(Data records)
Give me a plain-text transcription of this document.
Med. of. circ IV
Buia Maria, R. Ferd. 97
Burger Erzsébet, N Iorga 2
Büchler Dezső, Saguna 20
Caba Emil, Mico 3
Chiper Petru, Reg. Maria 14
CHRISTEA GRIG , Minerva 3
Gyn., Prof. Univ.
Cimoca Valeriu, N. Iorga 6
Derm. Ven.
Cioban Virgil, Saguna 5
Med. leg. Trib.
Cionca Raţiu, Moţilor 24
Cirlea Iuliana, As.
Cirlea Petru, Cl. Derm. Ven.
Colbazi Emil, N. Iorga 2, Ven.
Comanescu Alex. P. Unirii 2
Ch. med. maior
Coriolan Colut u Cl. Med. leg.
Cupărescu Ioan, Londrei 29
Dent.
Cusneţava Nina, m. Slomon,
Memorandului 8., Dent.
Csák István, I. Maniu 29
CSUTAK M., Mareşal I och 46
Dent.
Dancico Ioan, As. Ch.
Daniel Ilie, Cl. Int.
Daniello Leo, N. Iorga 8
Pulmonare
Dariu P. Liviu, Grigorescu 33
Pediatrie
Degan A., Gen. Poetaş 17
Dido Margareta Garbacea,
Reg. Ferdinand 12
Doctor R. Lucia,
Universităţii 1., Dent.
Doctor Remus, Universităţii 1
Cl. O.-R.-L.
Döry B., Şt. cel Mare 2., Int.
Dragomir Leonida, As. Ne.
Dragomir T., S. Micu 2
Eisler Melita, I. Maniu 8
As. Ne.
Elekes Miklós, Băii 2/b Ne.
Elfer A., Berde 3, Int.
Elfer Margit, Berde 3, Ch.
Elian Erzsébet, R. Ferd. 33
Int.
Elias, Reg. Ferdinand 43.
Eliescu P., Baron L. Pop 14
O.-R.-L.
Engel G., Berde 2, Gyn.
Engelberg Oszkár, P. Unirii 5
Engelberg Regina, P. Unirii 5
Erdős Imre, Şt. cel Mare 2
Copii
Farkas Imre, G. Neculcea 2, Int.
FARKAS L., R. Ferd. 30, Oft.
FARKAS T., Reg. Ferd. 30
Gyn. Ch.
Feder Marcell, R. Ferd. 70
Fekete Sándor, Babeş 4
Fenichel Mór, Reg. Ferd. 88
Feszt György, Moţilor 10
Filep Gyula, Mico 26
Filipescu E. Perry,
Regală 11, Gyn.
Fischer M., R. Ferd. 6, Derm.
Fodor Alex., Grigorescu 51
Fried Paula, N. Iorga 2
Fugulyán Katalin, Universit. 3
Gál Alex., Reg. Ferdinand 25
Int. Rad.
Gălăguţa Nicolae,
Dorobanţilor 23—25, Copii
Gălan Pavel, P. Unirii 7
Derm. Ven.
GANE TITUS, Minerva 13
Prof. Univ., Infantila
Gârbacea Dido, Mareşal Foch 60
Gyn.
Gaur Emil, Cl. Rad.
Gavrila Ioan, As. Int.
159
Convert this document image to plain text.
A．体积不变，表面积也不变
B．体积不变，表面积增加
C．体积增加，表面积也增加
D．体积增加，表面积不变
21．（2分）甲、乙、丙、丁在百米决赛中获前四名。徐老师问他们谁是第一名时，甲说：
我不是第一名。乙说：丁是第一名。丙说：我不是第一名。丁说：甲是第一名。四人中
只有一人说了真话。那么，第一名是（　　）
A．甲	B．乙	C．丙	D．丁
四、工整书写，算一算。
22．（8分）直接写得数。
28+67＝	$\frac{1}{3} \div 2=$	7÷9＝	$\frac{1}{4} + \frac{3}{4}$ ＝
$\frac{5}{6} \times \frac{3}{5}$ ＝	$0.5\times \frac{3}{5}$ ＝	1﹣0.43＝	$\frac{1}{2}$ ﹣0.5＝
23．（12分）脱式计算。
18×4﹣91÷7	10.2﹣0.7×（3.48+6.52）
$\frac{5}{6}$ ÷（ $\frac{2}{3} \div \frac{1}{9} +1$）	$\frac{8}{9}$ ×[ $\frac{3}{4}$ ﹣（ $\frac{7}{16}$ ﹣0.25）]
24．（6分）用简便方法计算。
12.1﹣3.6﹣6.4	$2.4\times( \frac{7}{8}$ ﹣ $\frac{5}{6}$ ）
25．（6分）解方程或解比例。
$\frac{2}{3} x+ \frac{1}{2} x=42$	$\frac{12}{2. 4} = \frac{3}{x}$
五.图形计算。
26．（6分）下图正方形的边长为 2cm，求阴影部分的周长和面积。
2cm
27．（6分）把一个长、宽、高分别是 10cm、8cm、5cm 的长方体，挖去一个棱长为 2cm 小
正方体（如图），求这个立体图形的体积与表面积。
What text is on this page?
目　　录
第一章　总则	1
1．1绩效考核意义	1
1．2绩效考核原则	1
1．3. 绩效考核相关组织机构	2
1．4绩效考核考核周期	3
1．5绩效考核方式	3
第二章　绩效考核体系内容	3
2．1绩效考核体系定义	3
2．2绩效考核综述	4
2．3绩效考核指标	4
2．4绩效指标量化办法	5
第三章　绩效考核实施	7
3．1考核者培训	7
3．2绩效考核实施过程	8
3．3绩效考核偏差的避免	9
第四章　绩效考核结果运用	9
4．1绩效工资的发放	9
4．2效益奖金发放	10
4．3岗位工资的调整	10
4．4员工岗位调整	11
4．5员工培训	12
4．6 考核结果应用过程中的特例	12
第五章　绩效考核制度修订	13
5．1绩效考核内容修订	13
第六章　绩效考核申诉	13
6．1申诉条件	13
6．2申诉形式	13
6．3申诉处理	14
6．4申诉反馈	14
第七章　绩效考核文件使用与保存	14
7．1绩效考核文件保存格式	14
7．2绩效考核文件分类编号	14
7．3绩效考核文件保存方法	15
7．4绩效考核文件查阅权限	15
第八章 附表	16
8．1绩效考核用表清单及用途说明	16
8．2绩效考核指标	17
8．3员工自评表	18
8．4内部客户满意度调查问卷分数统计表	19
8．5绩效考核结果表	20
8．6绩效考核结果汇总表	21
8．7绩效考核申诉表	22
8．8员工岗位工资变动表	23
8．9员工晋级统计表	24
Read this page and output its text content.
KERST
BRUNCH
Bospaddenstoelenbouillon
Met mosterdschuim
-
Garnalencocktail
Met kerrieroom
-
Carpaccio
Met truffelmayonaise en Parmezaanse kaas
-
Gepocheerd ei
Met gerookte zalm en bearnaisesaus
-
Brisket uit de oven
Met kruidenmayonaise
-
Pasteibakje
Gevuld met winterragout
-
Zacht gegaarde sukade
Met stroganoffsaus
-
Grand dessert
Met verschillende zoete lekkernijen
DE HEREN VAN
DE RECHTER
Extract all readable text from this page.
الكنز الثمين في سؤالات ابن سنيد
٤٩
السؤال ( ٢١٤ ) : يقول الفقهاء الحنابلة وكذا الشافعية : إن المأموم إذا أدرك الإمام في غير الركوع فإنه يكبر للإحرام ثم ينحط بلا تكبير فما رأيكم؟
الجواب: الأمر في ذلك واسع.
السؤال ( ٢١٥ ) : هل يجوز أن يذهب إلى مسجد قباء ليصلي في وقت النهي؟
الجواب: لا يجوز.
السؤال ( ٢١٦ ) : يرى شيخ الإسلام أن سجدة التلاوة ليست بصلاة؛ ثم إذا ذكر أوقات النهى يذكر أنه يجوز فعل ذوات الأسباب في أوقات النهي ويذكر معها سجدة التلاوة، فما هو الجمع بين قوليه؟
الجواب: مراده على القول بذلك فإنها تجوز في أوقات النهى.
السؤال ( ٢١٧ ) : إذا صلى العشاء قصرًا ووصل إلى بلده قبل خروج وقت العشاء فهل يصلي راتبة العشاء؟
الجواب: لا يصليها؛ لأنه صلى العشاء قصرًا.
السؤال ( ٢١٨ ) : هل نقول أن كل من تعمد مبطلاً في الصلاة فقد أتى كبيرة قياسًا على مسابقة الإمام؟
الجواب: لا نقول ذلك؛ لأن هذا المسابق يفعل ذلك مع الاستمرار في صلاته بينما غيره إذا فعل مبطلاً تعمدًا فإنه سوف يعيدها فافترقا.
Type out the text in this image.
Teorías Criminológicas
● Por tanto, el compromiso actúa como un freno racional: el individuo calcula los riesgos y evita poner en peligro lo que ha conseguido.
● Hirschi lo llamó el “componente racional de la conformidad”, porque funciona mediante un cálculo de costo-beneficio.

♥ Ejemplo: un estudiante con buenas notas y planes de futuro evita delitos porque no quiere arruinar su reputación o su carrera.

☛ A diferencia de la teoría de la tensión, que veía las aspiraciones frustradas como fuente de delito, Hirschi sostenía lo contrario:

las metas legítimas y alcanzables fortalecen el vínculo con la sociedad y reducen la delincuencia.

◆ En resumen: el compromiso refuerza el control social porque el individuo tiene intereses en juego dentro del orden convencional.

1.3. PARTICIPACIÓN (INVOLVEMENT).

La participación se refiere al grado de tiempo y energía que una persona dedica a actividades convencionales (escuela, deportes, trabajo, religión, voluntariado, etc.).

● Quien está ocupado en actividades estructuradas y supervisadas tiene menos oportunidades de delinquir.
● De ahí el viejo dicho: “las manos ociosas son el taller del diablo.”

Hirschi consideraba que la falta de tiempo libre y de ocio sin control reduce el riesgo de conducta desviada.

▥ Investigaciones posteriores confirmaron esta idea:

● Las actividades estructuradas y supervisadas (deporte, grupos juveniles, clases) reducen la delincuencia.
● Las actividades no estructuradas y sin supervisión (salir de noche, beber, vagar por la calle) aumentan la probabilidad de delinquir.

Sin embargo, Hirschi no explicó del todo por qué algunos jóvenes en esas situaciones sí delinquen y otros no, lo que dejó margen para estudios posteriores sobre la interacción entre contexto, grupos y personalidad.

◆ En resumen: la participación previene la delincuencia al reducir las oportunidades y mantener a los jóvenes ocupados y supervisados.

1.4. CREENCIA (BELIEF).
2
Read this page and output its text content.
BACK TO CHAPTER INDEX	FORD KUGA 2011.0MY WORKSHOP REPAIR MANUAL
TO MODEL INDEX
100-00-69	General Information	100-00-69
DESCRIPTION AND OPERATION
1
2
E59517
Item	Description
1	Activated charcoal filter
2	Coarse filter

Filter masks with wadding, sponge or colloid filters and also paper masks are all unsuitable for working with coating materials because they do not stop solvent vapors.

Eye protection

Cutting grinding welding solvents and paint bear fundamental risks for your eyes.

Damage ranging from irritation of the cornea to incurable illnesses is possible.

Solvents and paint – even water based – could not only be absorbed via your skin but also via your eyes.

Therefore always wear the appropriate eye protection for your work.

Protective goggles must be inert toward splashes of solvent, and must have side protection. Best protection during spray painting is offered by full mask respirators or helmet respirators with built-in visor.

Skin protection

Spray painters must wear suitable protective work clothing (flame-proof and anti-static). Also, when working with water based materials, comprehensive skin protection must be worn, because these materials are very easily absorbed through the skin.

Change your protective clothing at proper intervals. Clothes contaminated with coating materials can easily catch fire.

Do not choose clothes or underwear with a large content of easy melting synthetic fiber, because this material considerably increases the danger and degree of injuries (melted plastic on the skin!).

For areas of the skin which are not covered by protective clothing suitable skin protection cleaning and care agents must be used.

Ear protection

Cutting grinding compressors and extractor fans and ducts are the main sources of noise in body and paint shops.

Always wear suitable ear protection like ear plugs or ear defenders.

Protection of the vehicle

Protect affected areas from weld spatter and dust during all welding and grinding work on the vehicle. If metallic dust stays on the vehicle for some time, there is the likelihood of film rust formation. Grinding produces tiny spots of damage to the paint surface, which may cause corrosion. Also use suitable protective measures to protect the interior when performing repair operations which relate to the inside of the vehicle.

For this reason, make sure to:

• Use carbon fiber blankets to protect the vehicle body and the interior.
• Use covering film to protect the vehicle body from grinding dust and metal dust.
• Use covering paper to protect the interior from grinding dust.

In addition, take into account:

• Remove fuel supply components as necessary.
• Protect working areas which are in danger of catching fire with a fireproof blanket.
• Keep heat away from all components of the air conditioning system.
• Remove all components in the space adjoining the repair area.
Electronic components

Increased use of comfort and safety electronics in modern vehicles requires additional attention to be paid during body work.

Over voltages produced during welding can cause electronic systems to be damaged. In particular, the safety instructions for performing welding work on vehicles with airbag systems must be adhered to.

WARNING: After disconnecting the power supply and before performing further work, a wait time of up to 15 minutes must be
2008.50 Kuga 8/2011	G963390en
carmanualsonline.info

Exercise goal: From the records above, pull out every line containing the word "racional".

Written reply:
● Por tanto, el compromiso actúa como un freno racional: el individuo calcula los riesgos y evita poner en peligro lo que ha conseguido.
● Hirschi lo llamó el “componente racional de la conformidad”, porque funciona mediante un cálculo de costo-beneficio.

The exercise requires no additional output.